╔══
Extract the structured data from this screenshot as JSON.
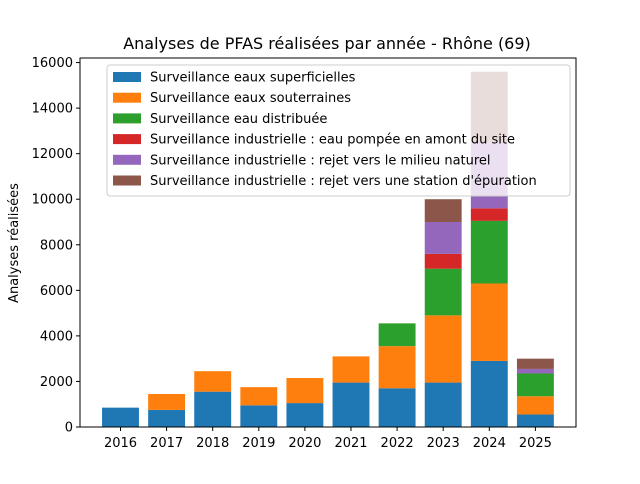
{
  "chart_data": {
    "type": "bar",
    "stacked": true,
    "title": "Analyses de PFAS réalisées par année - Rhône (69)",
    "xlabel": "",
    "ylabel": "Analyses réalisées",
    "ylim": [
      0,
      16200
    ],
    "yticks": [
      0,
      2000,
      4000,
      6000,
      8000,
      10000,
      12000,
      14000,
      16000
    ],
    "categories": [
      "2016",
      "2017",
      "2018",
      "2019",
      "2020",
      "2021",
      "2022",
      "2023",
      "2024",
      "2025"
    ],
    "grid": false,
    "legend_position": "top-left",
    "series": [
      {
        "name": "Surveillance eaux superficielles",
        "color": "#1f77b4",
        "values": [
          850,
          750,
          1550,
          950,
          1050,
          1950,
          1700,
          1950,
          2900,
          550
        ]
      },
      {
        "name": "Surveillance eaux souterraines",
        "color": "#ff7f0e",
        "values": [
          0,
          700,
          900,
          800,
          1100,
          1150,
          1850,
          2950,
          3400,
          800
        ]
      },
      {
        "name": "Surveillance eau distribuée",
        "color": "#2ca02c",
        "values": [
          0,
          0,
          0,
          0,
          0,
          0,
          1000,
          2050,
          2750,
          1000
        ]
      },
      {
        "name": "Surveillance industrielle : eau pompée en amont du site",
        "color": "#d62728",
        "values": [
          0,
          0,
          0,
          0,
          0,
          0,
          0,
          650,
          550,
          0
        ]
      },
      {
        "name": "Surveillance industrielle : rejet vers le milieu naturel",
        "color": "#9467bd",
        "values": [
          0,
          0,
          0,
          0,
          0,
          0,
          0,
          1400,
          2900,
          200
        ]
      },
      {
        "name": "Surveillance industrielle : rejet vers une station d'épuration",
        "color": "#8c564b",
        "values": [
          0,
          0,
          0,
          0,
          0,
          0,
          0,
          1000,
          3100,
          450
        ]
      }
    ]
  }
}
╚══
*Brief:* Looking at the listing above, count the lines that contain "eaux" and give nothing but the number.

*Completed exercise:* 2